**Written problem:** Render the lines of every item below as a numbered list, omitting any blank lines.

**Records supplied:**

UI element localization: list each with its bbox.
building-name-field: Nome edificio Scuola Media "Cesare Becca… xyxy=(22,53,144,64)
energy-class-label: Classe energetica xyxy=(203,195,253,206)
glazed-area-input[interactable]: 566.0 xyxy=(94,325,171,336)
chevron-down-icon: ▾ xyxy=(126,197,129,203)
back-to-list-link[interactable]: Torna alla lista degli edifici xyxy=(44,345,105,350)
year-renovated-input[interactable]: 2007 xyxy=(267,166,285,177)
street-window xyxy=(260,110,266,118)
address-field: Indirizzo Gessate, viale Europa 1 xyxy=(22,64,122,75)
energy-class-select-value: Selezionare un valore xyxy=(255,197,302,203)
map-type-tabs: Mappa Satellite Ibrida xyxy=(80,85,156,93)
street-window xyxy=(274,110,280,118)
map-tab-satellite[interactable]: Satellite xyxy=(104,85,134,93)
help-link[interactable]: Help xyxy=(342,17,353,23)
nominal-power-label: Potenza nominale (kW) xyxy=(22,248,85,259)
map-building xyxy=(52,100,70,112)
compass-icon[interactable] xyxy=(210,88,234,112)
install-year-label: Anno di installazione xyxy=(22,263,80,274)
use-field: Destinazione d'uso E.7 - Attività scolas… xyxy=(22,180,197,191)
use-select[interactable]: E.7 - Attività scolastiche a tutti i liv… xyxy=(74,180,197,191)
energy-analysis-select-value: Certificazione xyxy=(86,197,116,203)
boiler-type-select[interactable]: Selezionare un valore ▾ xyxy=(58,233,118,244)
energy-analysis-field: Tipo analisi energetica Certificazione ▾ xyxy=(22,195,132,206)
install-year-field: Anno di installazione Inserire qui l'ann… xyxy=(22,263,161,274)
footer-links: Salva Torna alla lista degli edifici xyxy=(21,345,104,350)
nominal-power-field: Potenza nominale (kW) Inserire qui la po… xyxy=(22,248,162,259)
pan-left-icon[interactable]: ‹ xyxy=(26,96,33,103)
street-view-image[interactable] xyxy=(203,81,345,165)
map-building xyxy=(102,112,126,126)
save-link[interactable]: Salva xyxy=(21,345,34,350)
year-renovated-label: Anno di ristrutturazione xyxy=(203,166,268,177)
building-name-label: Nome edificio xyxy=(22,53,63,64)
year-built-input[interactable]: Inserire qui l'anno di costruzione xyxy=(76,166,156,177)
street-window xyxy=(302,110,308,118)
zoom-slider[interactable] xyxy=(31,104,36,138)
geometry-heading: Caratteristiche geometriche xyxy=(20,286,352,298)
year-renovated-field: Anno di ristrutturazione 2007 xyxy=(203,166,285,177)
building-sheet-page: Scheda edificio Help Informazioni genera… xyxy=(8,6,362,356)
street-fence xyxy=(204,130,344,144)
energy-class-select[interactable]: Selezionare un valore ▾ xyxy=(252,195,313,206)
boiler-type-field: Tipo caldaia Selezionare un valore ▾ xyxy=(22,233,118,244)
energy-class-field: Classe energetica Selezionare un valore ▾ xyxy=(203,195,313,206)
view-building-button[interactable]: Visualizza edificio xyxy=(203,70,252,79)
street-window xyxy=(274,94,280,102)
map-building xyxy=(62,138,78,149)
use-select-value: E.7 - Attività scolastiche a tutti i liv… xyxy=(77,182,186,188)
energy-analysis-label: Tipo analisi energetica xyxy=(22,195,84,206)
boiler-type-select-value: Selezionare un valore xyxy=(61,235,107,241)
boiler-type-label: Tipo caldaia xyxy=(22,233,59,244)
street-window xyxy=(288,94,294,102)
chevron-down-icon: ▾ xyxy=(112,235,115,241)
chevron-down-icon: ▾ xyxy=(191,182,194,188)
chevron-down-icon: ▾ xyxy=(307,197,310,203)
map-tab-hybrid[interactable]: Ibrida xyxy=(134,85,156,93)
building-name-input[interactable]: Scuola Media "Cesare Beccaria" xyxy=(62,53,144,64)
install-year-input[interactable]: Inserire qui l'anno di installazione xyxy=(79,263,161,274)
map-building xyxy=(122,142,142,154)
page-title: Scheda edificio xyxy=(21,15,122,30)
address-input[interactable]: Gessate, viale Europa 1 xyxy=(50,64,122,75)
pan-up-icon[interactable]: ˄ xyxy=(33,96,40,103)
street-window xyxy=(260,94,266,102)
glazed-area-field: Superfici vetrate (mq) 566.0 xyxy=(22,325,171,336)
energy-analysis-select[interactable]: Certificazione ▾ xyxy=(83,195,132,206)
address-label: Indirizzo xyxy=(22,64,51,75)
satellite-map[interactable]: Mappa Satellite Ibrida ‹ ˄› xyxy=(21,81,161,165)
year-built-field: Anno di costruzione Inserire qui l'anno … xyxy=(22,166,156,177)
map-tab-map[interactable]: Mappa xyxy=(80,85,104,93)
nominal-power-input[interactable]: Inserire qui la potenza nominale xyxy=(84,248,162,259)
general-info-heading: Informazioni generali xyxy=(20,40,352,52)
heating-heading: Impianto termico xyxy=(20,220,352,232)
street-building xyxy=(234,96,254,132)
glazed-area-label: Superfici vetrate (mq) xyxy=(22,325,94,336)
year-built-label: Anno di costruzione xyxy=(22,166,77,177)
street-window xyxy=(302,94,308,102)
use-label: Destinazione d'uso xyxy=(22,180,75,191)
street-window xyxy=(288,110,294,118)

**Task output:**
1. UI element localization: list each with its bbox.
2. building-name-field: Nome edificio Scuola Media "Cesare Becca… xyxy=(22,53,144,64)
3. energy-class-label: Classe energetica xyxy=(203,195,253,206)
4. glazed-area-input[interactable]: 566.0 xyxy=(94,325,171,336)
5. chevron-down-icon: ▾ xyxy=(126,197,129,203)
6. back-to-list-link[interactable]: Torna alla lista degli edifici xyxy=(44,345,105,350)
7. year-renovated-input[interactable]: 2007 xyxy=(267,166,285,177)
8. street-window xyxy=(260,110,266,118)
9. address-field: Indirizzo Gessate, viale Europa 1 xyxy=(22,64,122,75)
10. energy-class-select-value: Selezionare un valore xyxy=(255,197,302,203)
11. map-type-tabs: Mappa Satellite Ibrida xyxy=(80,85,156,93)
12. street-window xyxy=(274,110,280,118)
13. map-tab-satellite[interactable]: Satellite xyxy=(104,85,134,93)
14. help-link[interactable]: Help xyxy=(342,17,353,23)
15. nominal-power-label: Potenza nominale (kW) xyxy=(22,248,85,259)
16. map-building xyxy=(52,100,70,112)
17. compass-icon[interactable] xyxy=(210,88,234,112)
18. install-year-label: Anno di installazione xyxy=(22,263,80,274)
19. use-field: Destinazione d'uso E.7 - Attività scolas… xyxy=(22,180,197,191)
20. use-select[interactable]: E.7 - Attività scolastiche a tutti i liv… xyxy=(74,180,197,191)
21. energy-analysis-select-value: Certificazione xyxy=(86,197,116,203)
22. boiler-type-select[interactable]: Selezionare un valore ▾ xyxy=(58,233,118,244)
23. energy-analysis-field: Tipo analisi energetica Certificazione ▾ xyxy=(22,195,132,206)
24. install-year-field: Anno di installazione Inserire qui l'ann… xyxy=(22,263,161,274)
25. footer-links: Salva Torna alla lista degli edifici xyxy=(21,345,104,350)
26. nominal-power-field: Potenza nominale (kW) Inserire qui la po… xyxy=(22,248,162,259)
27. pan-left-icon[interactable]: ‹ xyxy=(26,96,33,103)
28. street-view-image[interactable] xyxy=(203,81,345,165)
29. map-building xyxy=(102,112,126,126)
30. save-link[interactable]: Salva xyxy=(21,345,34,350)
31. year-renovated-label: Anno di ristrutturazione xyxy=(203,166,268,177)
32. building-name-label: Nome edificio xyxy=(22,53,63,64)
33. year-built-input[interactable]: Inserire qui l'anno di costruzione xyxy=(76,166,156,177)
34. street-window xyxy=(302,110,308,118)
35. zoom-slider[interactable] xyxy=(31,104,36,138)
36. geometry-heading: Caratteristiche geometriche xyxy=(20,286,352,298)
37. year-renovated-field: Anno di ristrutturazione 2007 xyxy=(203,166,285,177)
38. building-sheet-page: Scheda edificio Help Informazioni genera… xyxy=(8,6,362,356)
39. street-fence xyxy=(204,130,344,144)
40. energy-class-select[interactable]: Selezionare un valore ▾ xyxy=(252,195,313,206)
41. boiler-type-field: Tipo caldaia Selezionare un valore ▾ xyxy=(22,233,118,244)
42. energy-class-field: Classe energetica Selezionare un valore ▾ xyxy=(203,195,313,206)
43. view-building-button[interactable]: Visualizza edificio xyxy=(203,70,252,79)
44. street-window xyxy=(274,94,280,102)
45. map-building xyxy=(62,138,78,149)
46. use-select-value: E.7 - Attività scolastiche a tutti i liv… xyxy=(77,182,186,188)
47. energy-analysis-label: Tipo analisi energetica xyxy=(22,195,84,206)
48. boiler-type-select-value: Selezionare un valore xyxy=(61,235,107,241)
49. boiler-type-label: Tipo caldaia xyxy=(22,233,59,244)
50. street-window xyxy=(288,94,294,102)
51. chevron-down-icon: ▾ xyxy=(112,235,115,241)
52. chevron-down-icon: ▾ xyxy=(191,182,194,188)
53. chevron-down-icon: ▾ xyxy=(307,197,310,203)
54. map-tab-hybrid[interactable]: Ibrida xyxy=(134,85,156,93)
55. building-name-input[interactable]: Scuola Media "Cesare Beccaria" xyxy=(62,53,144,64)
56. install-year-input[interactable]: Inserire qui l'anno di installazione xyxy=(79,263,161,274)
57. map-building xyxy=(122,142,142,154)
58. page-title: Scheda edificio xyxy=(21,15,122,30)
59. address-input[interactable]: Gessate, viale Europa 1 xyxy=(50,64,122,75)
60. pan-up-icon[interactable]: ˄ xyxy=(33,96,40,103)
61. street-window xyxy=(260,94,266,102)
62. glazed-area-field: Superfici vetrate (mq) 566.0 xyxy=(22,325,171,336)
63. energy-analysis-select[interactable]: Certificazione ▾ xyxy=(83,195,132,206)
64. address-label: Indirizzo xyxy=(22,64,51,75)
65. satellite-map[interactable]: Mappa Satellite Ibrida ‹ ˄› xyxy=(21,81,161,165)
66. year-built-field: Anno di costruzione Inserire qui l'anno … xyxy=(22,166,156,177)
67. map-tab-map[interactable]: Mappa xyxy=(80,85,104,93)
68. nominal-power-input[interactable]: Inserire qui la potenza nominale xyxy=(84,248,162,259)
69. general-info-heading: Informazioni generali xyxy=(20,40,352,52)
70. heating-heading: Impianto termico xyxy=(20,220,352,232)
71. street-building xyxy=(234,96,254,132)
72. glazed-area-label: Superfici vetrate (mq) xyxy=(22,325,94,336)
73. year-built-label: Anno di costruzione xyxy=(22,166,77,177)
74. street-window xyxy=(302,94,308,102)
75. use-label: Destinazione d'uso xyxy=(22,180,75,191)
76. street-window xyxy=(288,110,294,118)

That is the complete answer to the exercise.